### WORK REQUIRED
Omit every picture and write out the rest of the records exactly.

------------------------------------------------------------------------

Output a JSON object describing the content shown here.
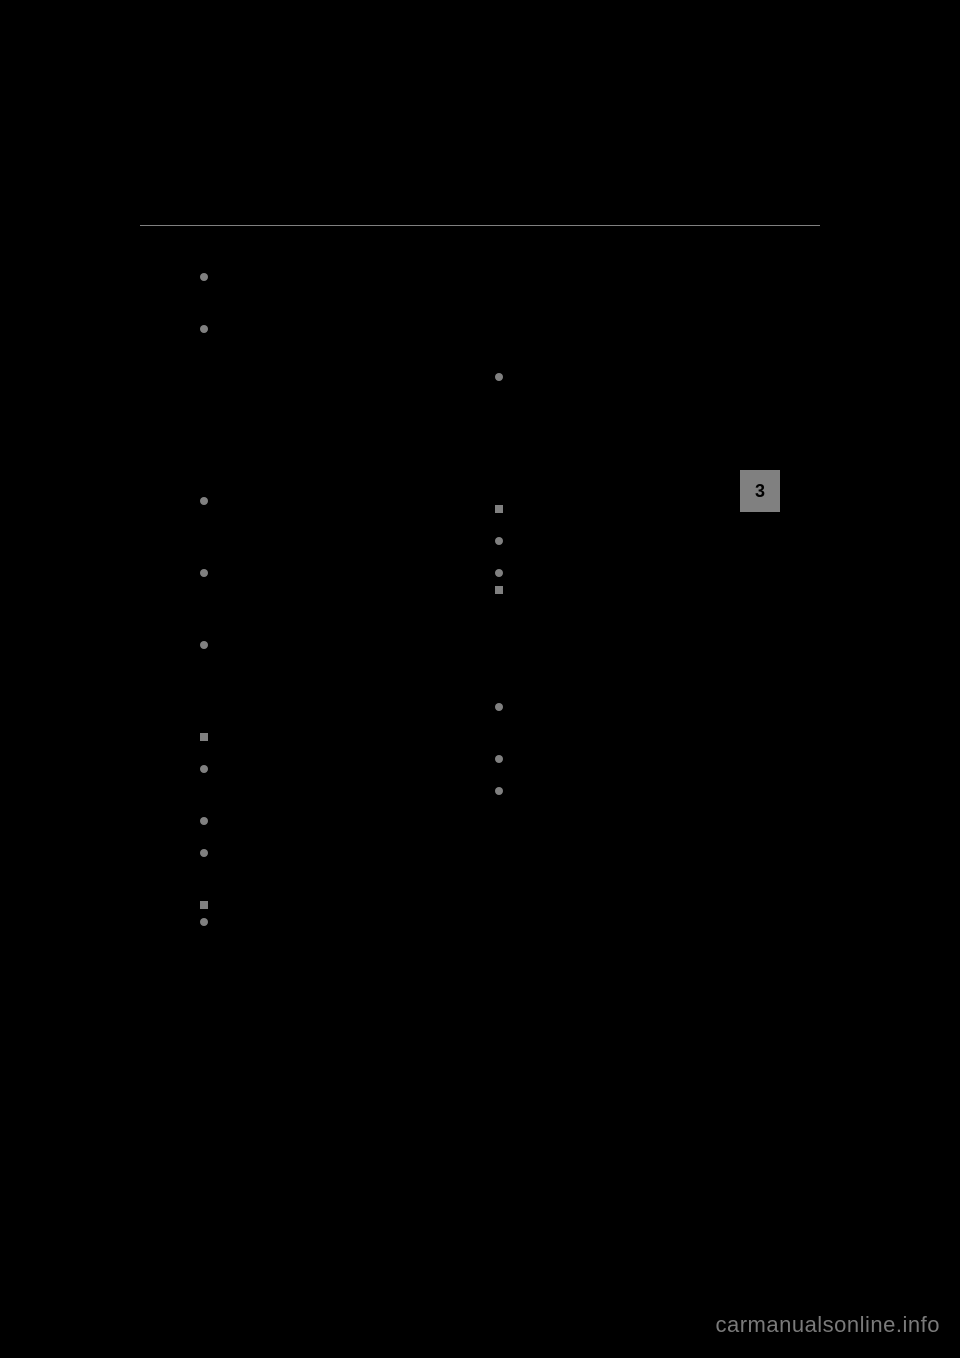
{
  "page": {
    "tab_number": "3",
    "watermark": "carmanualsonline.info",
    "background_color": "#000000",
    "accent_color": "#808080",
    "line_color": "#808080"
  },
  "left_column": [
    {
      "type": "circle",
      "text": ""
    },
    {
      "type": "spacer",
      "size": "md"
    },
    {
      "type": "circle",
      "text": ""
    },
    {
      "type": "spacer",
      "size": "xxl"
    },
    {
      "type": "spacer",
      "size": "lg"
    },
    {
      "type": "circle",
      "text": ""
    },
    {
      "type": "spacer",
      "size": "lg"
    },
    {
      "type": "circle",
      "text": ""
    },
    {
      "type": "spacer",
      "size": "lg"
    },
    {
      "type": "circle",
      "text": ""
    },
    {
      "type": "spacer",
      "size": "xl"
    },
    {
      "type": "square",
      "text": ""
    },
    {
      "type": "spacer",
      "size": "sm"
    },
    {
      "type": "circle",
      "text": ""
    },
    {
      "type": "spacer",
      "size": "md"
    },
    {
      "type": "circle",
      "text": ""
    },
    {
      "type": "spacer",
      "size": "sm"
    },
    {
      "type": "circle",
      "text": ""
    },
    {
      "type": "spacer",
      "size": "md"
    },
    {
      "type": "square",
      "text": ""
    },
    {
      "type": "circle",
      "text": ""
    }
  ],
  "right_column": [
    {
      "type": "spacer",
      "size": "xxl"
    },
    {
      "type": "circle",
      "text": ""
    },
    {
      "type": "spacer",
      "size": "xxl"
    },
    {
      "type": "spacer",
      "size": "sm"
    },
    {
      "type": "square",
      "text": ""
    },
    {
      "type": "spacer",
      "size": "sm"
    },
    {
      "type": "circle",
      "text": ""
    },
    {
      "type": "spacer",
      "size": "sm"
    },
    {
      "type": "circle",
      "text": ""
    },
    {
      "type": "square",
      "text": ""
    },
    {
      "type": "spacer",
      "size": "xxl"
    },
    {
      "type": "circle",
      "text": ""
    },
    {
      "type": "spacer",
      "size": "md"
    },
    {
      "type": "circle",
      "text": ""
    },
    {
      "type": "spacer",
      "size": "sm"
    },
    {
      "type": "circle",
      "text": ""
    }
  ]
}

------------------------------------------------------------------------

### REPLY
Output a JSON object describing the content shown here.
{
  "page": {
    "tab_number": "3",
    "watermark": "carmanualsonline.info",
    "background_color": "#000000",
    "accent_color": "#808080",
    "line_color": "#808080"
  },
  "left_column": [
    {
      "type": "circle",
      "text": ""
    },
    {
      "type": "spacer",
      "size": "md"
    },
    {
      "type": "circle",
      "text": ""
    },
    {
      "type": "spacer",
      "size": "xxl"
    },
    {
      "type": "spacer",
      "size": "lg"
    },
    {
      "type": "circle",
      "text": ""
    },
    {
      "type": "spacer",
      "size": "lg"
    },
    {
      "type": "circle",
      "text": ""
    },
    {
      "type": "spacer",
      "size": "lg"
    },
    {
      "type": "circle",
      "text": ""
    },
    {
      "type": "spacer",
      "size": "xl"
    },
    {
      "type": "square",
      "text": ""
    },
    {
      "type": "spacer",
      "size": "sm"
    },
    {
      "type": "circle",
      "text": ""
    },
    {
      "type": "spacer",
      "size": "md"
    },
    {
      "type": "circle",
      "text": ""
    },
    {
      "type": "spacer",
      "size": "sm"
    },
    {
      "type": "circle",
      "text": ""
    },
    {
      "type": "spacer",
      "size": "md"
    },
    {
      "type": "square",
      "text": ""
    },
    {
      "type": "circle",
      "text": ""
    }
  ],
  "right_column": [
    {
      "type": "spacer",
      "size": "xxl"
    },
    {
      "type": "circle",
      "text": ""
    },
    {
      "type": "spacer",
      "size": "xxl"
    },
    {
      "type": "spacer",
      "size": "sm"
    },
    {
      "type": "square",
      "text": ""
    },
    {
      "type": "spacer",
      "size": "sm"
    },
    {
      "type": "circle",
      "text": ""
    },
    {
      "type": "spacer",
      "size": "sm"
    },
    {
      "type": "circle",
      "text": ""
    },
    {
      "type": "square",
      "text": ""
    },
    {
      "type": "spacer",
      "size": "xxl"
    },
    {
      "type": "circle",
      "text": ""
    },
    {
      "type": "spacer",
      "size": "md"
    },
    {
      "type": "circle",
      "text": ""
    },
    {
      "type": "spacer",
      "size": "sm"
    },
    {
      "type": "circle",
      "text": ""
    }
  ]
}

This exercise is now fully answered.